- **Directions for this task**
Restate the whole listing exactly.
---------------
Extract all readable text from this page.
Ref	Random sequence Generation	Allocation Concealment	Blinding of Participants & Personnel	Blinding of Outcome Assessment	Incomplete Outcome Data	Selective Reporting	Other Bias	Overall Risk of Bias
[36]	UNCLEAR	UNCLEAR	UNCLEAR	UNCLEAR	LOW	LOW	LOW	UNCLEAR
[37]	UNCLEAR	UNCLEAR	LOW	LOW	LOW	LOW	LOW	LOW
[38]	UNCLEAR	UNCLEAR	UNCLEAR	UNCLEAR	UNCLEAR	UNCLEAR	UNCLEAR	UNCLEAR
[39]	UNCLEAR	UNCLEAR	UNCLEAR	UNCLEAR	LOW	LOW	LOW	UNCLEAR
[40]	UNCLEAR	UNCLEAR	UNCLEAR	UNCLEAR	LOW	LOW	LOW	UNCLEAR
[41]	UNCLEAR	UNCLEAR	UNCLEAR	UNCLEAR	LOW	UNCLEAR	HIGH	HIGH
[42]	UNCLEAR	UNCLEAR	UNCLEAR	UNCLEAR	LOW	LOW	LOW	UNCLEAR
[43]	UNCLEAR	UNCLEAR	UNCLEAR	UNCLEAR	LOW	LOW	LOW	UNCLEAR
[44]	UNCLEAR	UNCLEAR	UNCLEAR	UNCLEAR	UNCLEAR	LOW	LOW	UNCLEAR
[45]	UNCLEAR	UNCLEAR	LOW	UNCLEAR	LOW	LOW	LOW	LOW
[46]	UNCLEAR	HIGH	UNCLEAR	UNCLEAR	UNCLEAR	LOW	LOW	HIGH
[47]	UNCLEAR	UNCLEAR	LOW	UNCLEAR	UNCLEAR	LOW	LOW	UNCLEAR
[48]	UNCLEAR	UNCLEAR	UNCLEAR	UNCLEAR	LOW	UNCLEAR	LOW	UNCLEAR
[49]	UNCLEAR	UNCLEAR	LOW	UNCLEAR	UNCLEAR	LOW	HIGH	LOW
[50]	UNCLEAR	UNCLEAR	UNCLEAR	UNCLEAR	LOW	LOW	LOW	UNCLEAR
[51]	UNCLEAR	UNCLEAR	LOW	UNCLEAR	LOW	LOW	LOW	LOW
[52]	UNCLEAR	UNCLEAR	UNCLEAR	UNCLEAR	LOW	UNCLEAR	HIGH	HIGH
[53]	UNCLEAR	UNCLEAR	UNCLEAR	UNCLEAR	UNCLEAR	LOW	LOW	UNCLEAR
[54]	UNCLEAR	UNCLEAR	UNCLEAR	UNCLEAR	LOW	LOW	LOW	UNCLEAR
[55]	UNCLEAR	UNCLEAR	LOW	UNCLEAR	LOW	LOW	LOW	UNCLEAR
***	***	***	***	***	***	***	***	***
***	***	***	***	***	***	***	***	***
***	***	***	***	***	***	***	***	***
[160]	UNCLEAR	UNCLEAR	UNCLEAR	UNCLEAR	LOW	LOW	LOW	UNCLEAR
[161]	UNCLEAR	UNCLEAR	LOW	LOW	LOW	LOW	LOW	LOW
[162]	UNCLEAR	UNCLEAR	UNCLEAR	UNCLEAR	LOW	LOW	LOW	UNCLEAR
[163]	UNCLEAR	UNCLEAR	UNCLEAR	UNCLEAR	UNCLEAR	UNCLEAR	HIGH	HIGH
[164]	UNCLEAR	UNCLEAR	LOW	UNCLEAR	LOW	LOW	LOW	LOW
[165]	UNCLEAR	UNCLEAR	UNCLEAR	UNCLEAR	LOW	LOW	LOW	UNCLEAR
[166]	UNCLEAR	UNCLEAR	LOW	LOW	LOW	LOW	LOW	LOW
---------------
- **Complete response**
Extract all readable text from this page.
Ref	Random sequence Generation	Allocation Concealment	Blinding of Participants & Personnel	Blinding of Outcome Assessment	Incomplete Outcome Data	Selective Reporting	Other Bias	Overall Risk of Bias
[36]	UNCLEAR	UNCLEAR	UNCLEAR	UNCLEAR	LOW	LOW	LOW	UNCLEAR
[37]	UNCLEAR	UNCLEAR	LOW	LOW	LOW	LOW	LOW	LOW
[38]	UNCLEAR	UNCLEAR	UNCLEAR	UNCLEAR	UNCLEAR	UNCLEAR	UNCLEAR	UNCLEAR
[39]	UNCLEAR	UNCLEAR	UNCLEAR	UNCLEAR	LOW	LOW	LOW	UNCLEAR
[40]	UNCLEAR	UNCLEAR	UNCLEAR	UNCLEAR	LOW	LOW	LOW	UNCLEAR
[41]	UNCLEAR	UNCLEAR	UNCLEAR	UNCLEAR	LOW	UNCLEAR	HIGH	HIGH
[42]	UNCLEAR	UNCLEAR	UNCLEAR	UNCLEAR	LOW	LOW	LOW	UNCLEAR
[43]	UNCLEAR	UNCLEAR	UNCLEAR	UNCLEAR	LOW	LOW	LOW	UNCLEAR
[44]	UNCLEAR	UNCLEAR	UNCLEAR	UNCLEAR	UNCLEAR	LOW	LOW	UNCLEAR
[45]	UNCLEAR	UNCLEAR	LOW	UNCLEAR	LOW	LOW	LOW	LOW
[46]	UNCLEAR	HIGH	UNCLEAR	UNCLEAR	UNCLEAR	LOW	LOW	HIGH
[47]	UNCLEAR	UNCLEAR	LOW	UNCLEAR	UNCLEAR	LOW	LOW	UNCLEAR
[48]	UNCLEAR	UNCLEAR	UNCLEAR	UNCLEAR	LOW	UNCLEAR	LOW	UNCLEAR
[49]	UNCLEAR	UNCLEAR	LOW	UNCLEAR	UNCLEAR	LOW	HIGH	LOW
[50]	UNCLEAR	UNCLEAR	UNCLEAR	UNCLEAR	LOW	LOW	LOW	UNCLEAR
[51]	UNCLEAR	UNCLEAR	LOW	UNCLEAR	LOW	LOW	LOW	LOW
[52]	UNCLEAR	UNCLEAR	UNCLEAR	UNCLEAR	LOW	UNCLEAR	HIGH	HIGH
[53]	UNCLEAR	UNCLEAR	UNCLEAR	UNCLEAR	UNCLEAR	LOW	LOW	UNCLEAR
[54]	UNCLEAR	UNCLEAR	UNCLEAR	UNCLEAR	LOW	LOW	LOW	UNCLEAR
[55]	UNCLEAR	UNCLEAR	LOW	UNCLEAR	LOW	LOW	LOW	UNCLEAR
***	***	***	***	***	***	***	***	***
***	***	***	***	***	***	***	***	***
***	***	***	***	***	***	***	***	***
[160]	UNCLEAR	UNCLEAR	UNCLEAR	UNCLEAR	LOW	LOW	LOW	UNCLEAR
[161]	UNCLEAR	UNCLEAR	LOW	LOW	LOW	LOW	LOW	LOW
[162]	UNCLEAR	UNCLEAR	UNCLEAR	UNCLEAR	LOW	LOW	LOW	UNCLEAR
[163]	UNCLEAR	UNCLEAR	UNCLEAR	UNCLEAR	UNCLEAR	UNCLEAR	HIGH	HIGH
[164]	UNCLEAR	UNCLEAR	LOW	UNCLEAR	LOW	LOW	LOW	LOW
[165]	UNCLEAR	UNCLEAR	UNCLEAR	UNCLEAR	LOW	LOW	LOW	UNCLEAR
[166]	UNCLEAR	UNCLEAR	LOW	LOW	LOW	LOW	LOW	LOW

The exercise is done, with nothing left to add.